### [Task to complete]
Quote every line of the material beneath this one.

### [Dataset extract]
Start
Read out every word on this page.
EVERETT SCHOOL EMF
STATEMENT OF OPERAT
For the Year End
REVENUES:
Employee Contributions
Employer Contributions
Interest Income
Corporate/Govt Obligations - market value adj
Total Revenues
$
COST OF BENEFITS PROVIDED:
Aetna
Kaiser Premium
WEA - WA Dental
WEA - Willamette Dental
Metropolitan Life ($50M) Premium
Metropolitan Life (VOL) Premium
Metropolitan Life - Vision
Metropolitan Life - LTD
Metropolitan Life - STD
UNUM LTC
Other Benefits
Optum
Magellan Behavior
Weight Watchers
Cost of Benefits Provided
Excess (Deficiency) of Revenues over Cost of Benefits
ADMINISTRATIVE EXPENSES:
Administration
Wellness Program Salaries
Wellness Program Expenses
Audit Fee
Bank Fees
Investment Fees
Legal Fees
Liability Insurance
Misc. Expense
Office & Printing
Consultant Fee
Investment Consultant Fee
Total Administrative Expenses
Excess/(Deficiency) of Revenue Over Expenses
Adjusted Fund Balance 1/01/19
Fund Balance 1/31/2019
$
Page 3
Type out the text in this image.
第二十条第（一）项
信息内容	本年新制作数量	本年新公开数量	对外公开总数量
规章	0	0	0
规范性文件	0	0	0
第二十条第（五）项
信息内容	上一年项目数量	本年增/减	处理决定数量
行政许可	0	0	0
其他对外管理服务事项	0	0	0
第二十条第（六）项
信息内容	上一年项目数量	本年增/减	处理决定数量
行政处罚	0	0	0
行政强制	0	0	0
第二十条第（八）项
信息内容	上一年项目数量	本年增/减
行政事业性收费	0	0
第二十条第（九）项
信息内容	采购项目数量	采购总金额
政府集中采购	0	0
End
### [Worked solution]
Read out every word on this page.
EVERETT SCHOOL EMF
STATEMENT OF OPERAT
For the Year End
REVENUES:
Employee Contributions
Employer Contributions
Interest Income
Corporate/Govt Obligations - market value adj
Total Revenues
$
COST OF BENEFITS PROVIDED:
Aetna
Kaiser Premium
WEA - WA Dental
WEA - Willamette Dental
Metropolitan Life ($50M) Premium
Metropolitan Life (VOL) Premium
Metropolitan Life - Vision
Metropolitan Life - LTD
Metropolitan Life - STD
UNUM LTC
Other Benefits
Optum
Magellan Behavior
Weight Watchers
Cost of Benefits Provided
Excess (Deficiency) of Revenues over Cost of Benefits
ADMINISTRATIVE EXPENSES:
Administration
Wellness Program Salaries
Wellness Program Expenses
Audit Fee
Bank Fees
Investment Fees
Legal Fees
Liability Insurance
Misc. Expense
Office & Printing
Consultant Fee
Investment Consultant Fee
Total Administrative Expenses
Excess/(Deficiency) of Revenue Over Expenses
Adjusted Fund Balance 1/01/19
Fund Balance 1/31/2019
$
Page 3
Type out the text in this image.
第二十条第（一）项
信息内容	本年新制作数量	本年新公开数量	对外公开总数量
规章	0	0	0
规范性文件	0	0	0
第二十条第（五）项
信息内容	上一年项目数量	本年增/减	处理决定数量
行政许可	0	0	0
其他对外管理服务事项	0	0	0
第二十条第（六）项
信息内容	上一年项目数量	本年增/减	处理决定数量
行政处罚	0	0	0
行政强制	0	0	0
第二十条第（八）项
信息内容	上一年项目数量	本年增/减
行政事业性收费	0	0
第二十条第（九）项
信息内容	采购项目数量	采购总金额
政府集中采购	0	0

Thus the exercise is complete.